STORED DATA:
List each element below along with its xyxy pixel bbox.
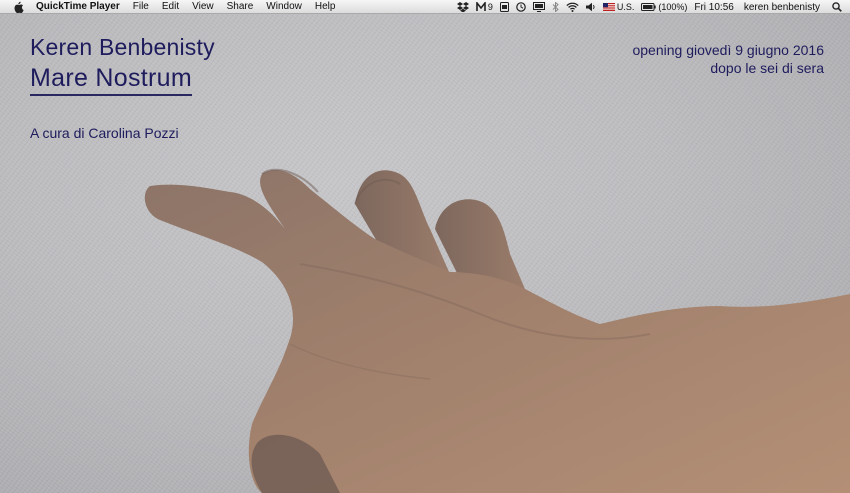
- app-menu[interactable]: QuickTime Player: [36, 0, 120, 14]
- menu-help[interactable]: Help: [315, 0, 336, 14]
- apple-menu-icon[interactable]: [11, 1, 25, 13]
- artist-name: Keren Benbenisty: [30, 34, 215, 60]
- menu-edit[interactable]: Edit: [162, 0, 179, 14]
- keyboard-layout: U.S.: [616, 2, 635, 12]
- exhibition-title: Mare Nostrum: [30, 64, 192, 96]
- menubar: QuickTime Player File Edit View Share Wi…: [0, 0, 850, 14]
- opening-date: opening giovedì 9 giugno 2016: [632, 42, 824, 58]
- menu-window[interactable]: Window: [266, 0, 302, 14]
- volume-icon[interactable]: [585, 0, 596, 14]
- wifi-icon[interactable]: [566, 0, 579, 14]
- battery-percent: (100%): [658, 2, 688, 12]
- dropbox-icon[interactable]: [456, 0, 469, 14]
- notification-icon[interactable]: 9: [476, 0, 493, 14]
- movie-frame: Keren Benbenisty Mare Nostrum A cura di …: [0, 14, 850, 493]
- notification-count: 9: [487, 2, 493, 12]
- time-machine-icon[interactable]: [516, 0, 526, 14]
- clipboard-icon[interactable]: [499, 0, 509, 14]
- menu-file[interactable]: File: [133, 0, 149, 14]
- keyboard-flag-icon[interactable]: U.S.: [602, 0, 635, 14]
- menu-share[interactable]: Share: [227, 0, 254, 14]
- opening-time: dopo le sei di sera: [710, 60, 824, 76]
- bluetooth-icon[interactable]: [552, 0, 559, 14]
- clock[interactable]: Fri 10:56: [694, 0, 733, 14]
- menu-view[interactable]: View: [192, 0, 214, 14]
- opening-info: opening giovedì 9 giugno 2016 dopo le se…: [632, 41, 824, 77]
- display-icon[interactable]: [532, 0, 545, 14]
- spotlight-search-icon[interactable]: [832, 0, 842, 14]
- battery-icon[interactable]: (100%): [641, 0, 687, 14]
- curator-credit: A cura di Carolina Pozzi: [30, 125, 179, 141]
- status-area: 9 U.S. (100%) Fri 10:56 keren benbenisty: [450, 0, 842, 14]
- user-menu[interactable]: keren benbenisty: [744, 0, 820, 14]
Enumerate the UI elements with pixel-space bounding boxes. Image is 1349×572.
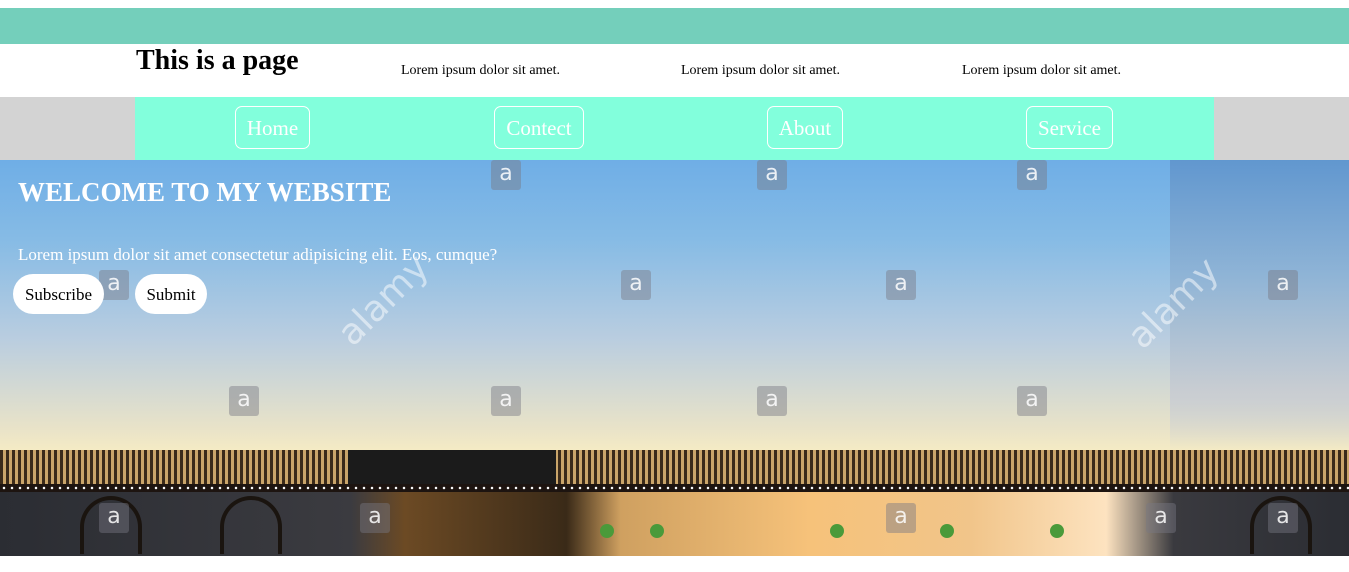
header-text-2: Lorem ipsum dolor sit amet. xyxy=(681,63,841,78)
top-strip xyxy=(0,0,1349,8)
watermark-icon: a xyxy=(1268,270,1298,300)
subscribe-button[interactable]: Subscribe xyxy=(13,274,104,314)
header-text-1: Lorem ipsum dolor sit amet. xyxy=(401,63,561,78)
hero-description: Lorem ipsum dolor sit amet consectetur a… xyxy=(18,245,498,264)
storefront-arch xyxy=(220,496,282,554)
watermark-icon: a xyxy=(1017,386,1047,416)
storefront-sign xyxy=(348,450,556,486)
hero-banner: a a a a a a a a a a a a a a a a alamy al… xyxy=(0,160,1349,556)
plant-icon xyxy=(1050,524,1064,538)
watermark-icon: a xyxy=(1146,503,1176,533)
plant-icon xyxy=(650,524,664,538)
nav-service-button[interactable]: Service xyxy=(1026,106,1113,149)
watermark-icon: a xyxy=(1268,503,1298,533)
watermark-icon: a xyxy=(229,386,259,416)
watermark-icon: a xyxy=(886,503,916,533)
watermark-icon: a xyxy=(757,160,787,190)
top-bar xyxy=(0,8,1349,44)
plant-icon xyxy=(600,524,614,538)
plant-icon xyxy=(940,524,954,538)
nav-about-button[interactable]: About xyxy=(767,106,843,149)
submit-button[interactable]: Submit xyxy=(135,274,207,314)
watermark-icon: a xyxy=(1017,160,1047,190)
plant-icon xyxy=(830,524,844,538)
watermark-icon: a xyxy=(491,160,521,190)
storefront-lights xyxy=(0,484,1349,492)
page-title: This is a page xyxy=(136,45,299,76)
watermark-icon: a xyxy=(886,270,916,300)
watermark-icon: a xyxy=(99,503,129,533)
nav-contect-button[interactable]: Contect xyxy=(494,106,584,149)
watermark-icon: a xyxy=(360,503,390,533)
nav-home-button[interactable]: Home xyxy=(235,106,310,149)
storefront-roof xyxy=(0,450,1349,486)
watermark-icon: a xyxy=(757,386,787,416)
watermark-icon: a xyxy=(491,386,521,416)
header-text-3: Lorem ipsum dolor sit amet. xyxy=(962,63,1122,78)
watermark-icon: a xyxy=(621,270,651,300)
hero-title: WELCOME TO MY WEBSITE xyxy=(18,177,392,207)
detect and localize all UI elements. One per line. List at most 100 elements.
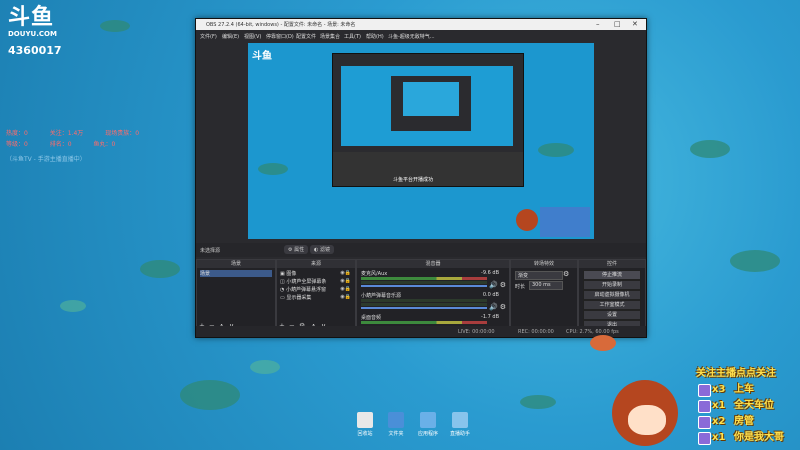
follow-title: 关注主播点点关注 xyxy=(696,368,776,379)
wallpaper-island xyxy=(60,300,86,312)
menu-view[interactable]: 视图(V) xyxy=(244,33,261,40)
room-id: 4360017 xyxy=(8,44,62,57)
volume-meter xyxy=(361,277,487,280)
source-label: 显示器采集 xyxy=(286,295,312,301)
menu-help[interactable]: 帮助(H) xyxy=(366,33,384,40)
dock-title: 转场特效 xyxy=(511,260,577,268)
stat-rank: 排名：0 xyxy=(49,141,72,148)
source-label: 小葫芦弹幕悬浮窗 xyxy=(285,287,326,293)
obs-menubar: 文件(F) 编辑(E) 视图(V) 停靠窗口(D) 配置文件 场景集合 工具(T… xyxy=(196,30,646,41)
menu-tools[interactable]: 工具(T) xyxy=(344,33,361,40)
menu-profile[interactable]: 配置文件 xyxy=(296,33,316,40)
wallpaper-island xyxy=(730,250,780,272)
close-icon[interactable]: ✕ xyxy=(632,20,638,28)
channel-name: 小葫芦弹幕音乐源 xyxy=(361,293,402,299)
reward-text: 房管 xyxy=(734,416,754,427)
folder-icon[interactable] xyxy=(388,412,404,428)
properties-button[interactable]: ⚙ 属性 xyxy=(284,245,309,254)
visibility-eye-icon[interactable]: ◉🔒 xyxy=(340,278,351,284)
channel-db: 0.0 dB xyxy=(482,292,499,298)
menu-douyu[interactable]: 斗鱼-超级无敌特气... xyxy=(388,33,435,40)
stream-stats: 热度：0 关注：1.4万 现场贵族：0 等级：0 排名：0 鱼丸：0 xyxy=(6,128,159,150)
source-label: 小葫芦全屏弹幕条 xyxy=(286,279,327,285)
wallpaper-island xyxy=(140,260,180,278)
filters-button[interactable]: ◐ 滤镜 xyxy=(310,245,334,254)
desktop-icon-label: 直播助手 xyxy=(449,431,470,437)
studio-mode-button[interactable]: 工作室模式 xyxy=(583,300,641,310)
gift-icon xyxy=(698,400,711,413)
recycle-bin-icon[interactable] xyxy=(357,412,373,428)
duration-input[interactable]: 300 ms xyxy=(529,281,563,290)
wallpaper-island xyxy=(258,163,288,175)
visibility-eye-icon[interactable]: ◉🔒 xyxy=(340,294,351,300)
reward-text: 全天车位 xyxy=(734,400,774,411)
visibility-eye-icon[interactable]: ◉🔒 xyxy=(340,270,351,276)
gear-icon[interactable]: ⚙ xyxy=(563,270,569,278)
maximize-icon[interactable]: □ xyxy=(614,20,621,28)
visibility-eye-icon[interactable]: ◉🔒 xyxy=(340,286,351,292)
scene-item[interactable]: 场景 xyxy=(200,270,272,277)
gear-icon[interactable]: ⚙ xyxy=(500,281,506,289)
desktop-icon-label: 文件夹 xyxy=(388,431,404,437)
minimize-icon[interactable]: – xyxy=(596,20,600,28)
menu-docks[interactable]: 停靠窗口(D) xyxy=(266,33,294,40)
douyu-logo: 斗鱼 xyxy=(252,51,272,62)
window-title: OBS 27.2.4 (64-bit, windows) - 配置文件: 未命名… xyxy=(206,22,356,28)
wallpaper-island xyxy=(538,143,574,157)
source-label: 图像 xyxy=(286,271,297,277)
volume-slider[interactable] xyxy=(361,307,487,309)
source-item-image[interactable]: ▣ 图像 xyxy=(280,270,296,277)
app-icon[interactable] xyxy=(420,412,436,428)
live-timer: LIVE: 00:00:00 xyxy=(458,329,495,335)
reward-count: x1 xyxy=(712,400,726,411)
source-item-display[interactable]: ▭ 显示器采集 xyxy=(280,294,311,301)
stat-fishball: 鱼丸：0 xyxy=(93,141,116,148)
reward-text: 你是我大哥 xyxy=(734,432,784,443)
channel-name: 麦克风/Aux xyxy=(361,271,388,277)
wallpaper-island xyxy=(520,395,556,409)
live-helper-icon[interactable] xyxy=(452,412,468,428)
wallpaper-island xyxy=(690,140,730,158)
gift-icon xyxy=(698,416,711,429)
source-item-barrage[interactable]: ◫ 小葫芦全屏弹幕条 xyxy=(280,278,326,285)
virtual-camera-button[interactable]: 启动虚拟摄像机 xyxy=(583,290,641,300)
reward-text: 上车 xyxy=(734,384,754,395)
obs-preview[interactable]: 斗鱼 斗鱼平台开播成功 xyxy=(248,43,594,239)
menu-file[interactable]: 文件(F) xyxy=(200,33,217,40)
start-recording-button[interactable]: 开始录制 xyxy=(583,280,641,290)
settings-button[interactable]: 设置 xyxy=(583,310,641,320)
stat-heat: 热度：0 xyxy=(6,130,28,137)
desktop-icon-label: 回收站 xyxy=(357,431,373,437)
source-toolbar: 未选择源 ⚙ 属性 ◐ 滤镜 xyxy=(196,243,646,257)
stat-follow: 关注：1.4万 xyxy=(49,130,84,137)
scenes-dock: 场景 场景 + − ∧ ∨ xyxy=(196,259,276,336)
obs-titlebar: OBS 27.2.4 (64-bit, windows) - 配置文件: 未命名… xyxy=(196,19,646,30)
stream-tip: （斗鱼TV - 手游主播直播中） xyxy=(6,156,86,163)
nested-obs-preview: 斗鱼平台开播成功 xyxy=(332,53,524,187)
gear-icon[interactable]: ⚙ xyxy=(500,303,506,311)
stop-streaming-button[interactable]: 停止推流 xyxy=(583,270,641,280)
transitions-dock: 转场特效 渐变 ⚙ 时长 300 ms xyxy=(510,259,578,336)
menu-edit[interactable]: 编辑(E) xyxy=(222,33,239,40)
controls-dock: 控件 停止推流 开始录制 启动虚拟摄像机 工作室模式 设置 退出 xyxy=(578,259,646,336)
channel-name: 桌面音频 xyxy=(361,315,382,321)
speaker-icon[interactable]: 🔊 xyxy=(489,281,498,289)
volume-slider[interactable] xyxy=(361,285,487,287)
nested-preview-window xyxy=(391,76,471,131)
volume-meter xyxy=(361,321,487,324)
wallpaper-island xyxy=(250,360,280,374)
audio-mixer-dock: 混音器 麦克风/Aux -9.6 dB 🔊 ⚙ 小葫芦弹幕音乐源 0.0 dB … xyxy=(356,259,510,336)
mascot-avatar xyxy=(516,209,538,231)
transition-select[interactable]: 渐变 xyxy=(515,271,563,280)
gift-icon xyxy=(698,384,711,397)
douyu-logo: 斗鱼 DOUYU.COM xyxy=(8,5,57,39)
source-item-float[interactable]: ◔ 小葫芦弹幕悬浮窗 xyxy=(280,286,326,293)
speaker-icon[interactable]: 🔊 xyxy=(489,303,498,311)
volume-meter xyxy=(361,299,487,302)
stat-level: 等级：0 xyxy=(6,141,28,148)
reward-count: x2 xyxy=(712,416,726,427)
sources-dock: 来源 ▣ 图像 ◫ 小葫芦全屏弹幕条 ◔ 小葫芦弹幕悬浮窗 ▭ 显示器采集 ◉🔒… xyxy=(276,259,356,336)
channel-db: -1.7 dB xyxy=(481,314,499,320)
nested-preview-screen xyxy=(341,66,513,146)
menu-scene-collection[interactable]: 场景集合 xyxy=(320,33,340,40)
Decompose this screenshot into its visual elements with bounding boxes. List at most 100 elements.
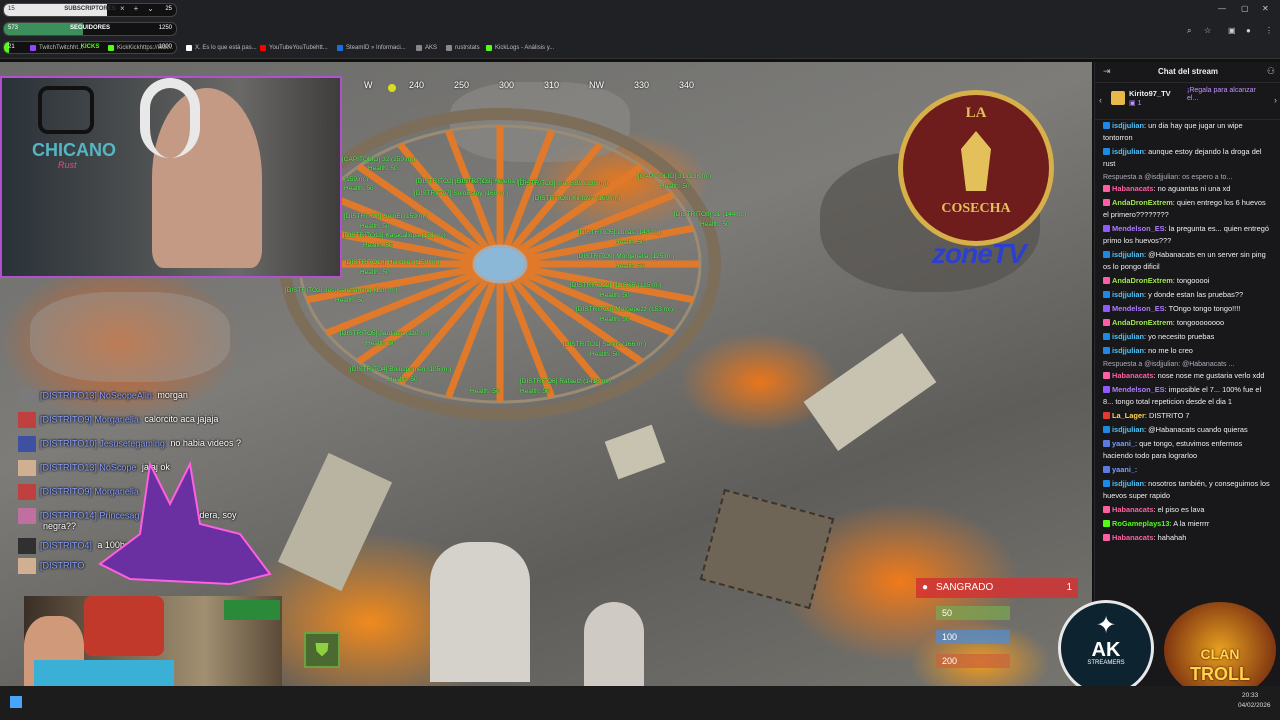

YOUR GOAL: In the part of the material that runs from its first line through the line containing "Enumerate the UI", replace "interactable" with "clickable" everywhere it occurs and change nothing else. Omit the pictures from your output.

EXERCISE RESULT:
List each element below along with its xyxy pixel bbox.
- app-menu[clickable]: QuickTime Player: [36, 0, 120, 14]
- menu-help[clickable]: Help: [315, 0, 336, 14]
- apple-menu-icon[clickable]: [11, 1, 25, 13]
- artist-name: Keren Benbenisty: [30, 34, 215, 60]
- menu-edit[clickable]: Edit: [162, 0, 179, 14]
- keyboard-layout: U.S.: [616, 2, 635, 12]
- exhibition-title: Mare Nostrum: [30, 64, 192, 96]
- menubar: QuickTime Player File Edit View Share Wi…: [0, 0, 850, 14]
- opening-date: opening giovedì 9 giugno 2016: [632, 42, 824, 58]
- menu-window[clickable]: Window: [266, 0, 302, 14]
- volume-icon[clickable]: [585, 0, 596, 14]
- wifi-icon[clickable]: [566, 0, 579, 14]
- battery-percent: (100%): [658, 2, 688, 12]
- dropbox-icon[clickable]: [456, 0, 469, 14]
- notification-icon[clickable]: 9: [476, 0, 493, 14]
- movie-frame: Keren Benbenisty Mare Nostrum A cura di …: [0, 14, 850, 493]
- notification-count: 9: [487, 2, 493, 12]
- time-machine-icon[clickable]: [516, 0, 526, 14]
- clipboard-icon[clickable]: [499, 0, 509, 14]
- menu-file[clickable]: File: [133, 0, 149, 14]
- keyboard-flag-icon[clickable]: U.S.: [602, 0, 635, 14]
- menu-share[clickable]: Share: [227, 0, 254, 14]
- opening-time: dopo le sei di sera: [710, 60, 824, 76]
- bluetooth-icon[clickable]: [552, 0, 559, 14]
- clock[clickable]: Fri 10:56: [694, 0, 733, 14]
- menu-view[clickable]: View: [192, 0, 214, 14]
- opening-info: opening giovedì 9 giugno 2016 dopo le se…: [632, 41, 824, 77]
- display-icon[clickable]: [532, 0, 545, 14]
- spotlight-search-icon[clickable]: [832, 0, 842, 14]
- battery-icon[clickable]: (100%): [641, 0, 687, 14]
- curator-credit: A cura di Carolina Pozzi: [30, 125, 179, 141]
- status-area: 9 U.S. (100%) Fri 10:56 keren benbenisty: [450, 0, 842, 14]
- user-menu[clickable]: keren benbenisty: [744, 0, 820, 14]
Enumerate the UI elements with pixel-space bounding boxes. Image is 1349×572.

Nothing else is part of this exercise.